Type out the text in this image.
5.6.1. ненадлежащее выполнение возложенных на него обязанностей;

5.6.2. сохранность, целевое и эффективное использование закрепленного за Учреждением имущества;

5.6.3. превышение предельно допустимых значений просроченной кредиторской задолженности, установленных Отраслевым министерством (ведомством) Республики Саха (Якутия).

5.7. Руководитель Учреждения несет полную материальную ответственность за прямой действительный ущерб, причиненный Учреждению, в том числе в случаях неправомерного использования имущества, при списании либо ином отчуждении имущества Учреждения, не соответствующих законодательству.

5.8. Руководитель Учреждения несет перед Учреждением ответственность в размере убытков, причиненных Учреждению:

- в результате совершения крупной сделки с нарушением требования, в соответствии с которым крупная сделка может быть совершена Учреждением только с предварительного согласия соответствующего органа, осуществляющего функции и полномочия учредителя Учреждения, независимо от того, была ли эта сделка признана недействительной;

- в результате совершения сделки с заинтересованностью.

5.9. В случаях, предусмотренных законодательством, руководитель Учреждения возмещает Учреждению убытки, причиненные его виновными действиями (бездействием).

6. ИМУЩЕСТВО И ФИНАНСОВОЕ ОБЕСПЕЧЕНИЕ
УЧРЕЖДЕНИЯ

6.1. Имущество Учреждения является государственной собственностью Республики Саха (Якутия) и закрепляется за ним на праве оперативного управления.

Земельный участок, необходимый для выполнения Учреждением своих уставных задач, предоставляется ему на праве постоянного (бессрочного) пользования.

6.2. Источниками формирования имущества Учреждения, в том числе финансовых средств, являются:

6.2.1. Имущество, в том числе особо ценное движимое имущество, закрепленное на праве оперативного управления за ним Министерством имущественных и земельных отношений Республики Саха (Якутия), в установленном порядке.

········

## THE TASK
Copy out the whole listing, exactly as written.

## FINAL RESULT
Type out the text in this image.
5.6.1. ненадлежащее выполнение возложенных на него обязанностей;

5.6.2. сохранность, целевое и эффективное использование закрепленного за Учреждением имущества;

5.6.3. превышение предельно допустимых значений просроченной кредиторской задолженности, установленных Отраслевым министерством (ведомством) Республики Саха (Якутия).

5.7. Руководитель Учреждения несет полную материальную ответственность за прямой действительный ущерб, причиненный Учреждению, в том числе в случаях неправомерного использования имущества, при списании либо ином отчуждении имущества Учреждения, не соответствующих законодательству.

5.8. Руководитель Учреждения несет перед Учреждением ответственность в размере убытков, причиненных Учреждению:

- в результате совершения крупной сделки с нарушением требования, в соответствии с которым крупная сделка может быть совершена Учреждением только с предварительного согласия соответствующего органа, осуществляющего функции и полномочия учредителя Учреждения, независимо от того, была ли эта сделка признана недействительной;

- в результате совершения сделки с заинтересованностью.

5.9. В случаях, предусмотренных законодательством, руководитель Учреждения возмещает Учреждению убытки, причиненные его виновными действиями (бездействием).

6. ИМУЩЕСТВО И ФИНАНСОВОЕ ОБЕСПЕЧЕНИЕ
УЧРЕЖДЕНИЯ

6.1. Имущество Учреждения является государственной собственностью Республики Саха (Якутия) и закрепляется за ним на праве оперативного управления.

Земельный участок, необходимый для выполнения Учреждением своих уставных задач, предоставляется ему на праве постоянного (бессрочного) пользования.

6.2. Источниками формирования имущества Учреждения, в том числе финансовых средств, являются:

6.2.1. Имущество, в том числе особо ценное движимое имущество, закрепленное на праве оперативного управления за ним Министерством имущественных и земельных отношений Республики Саха (Якутия), в установленном порядке.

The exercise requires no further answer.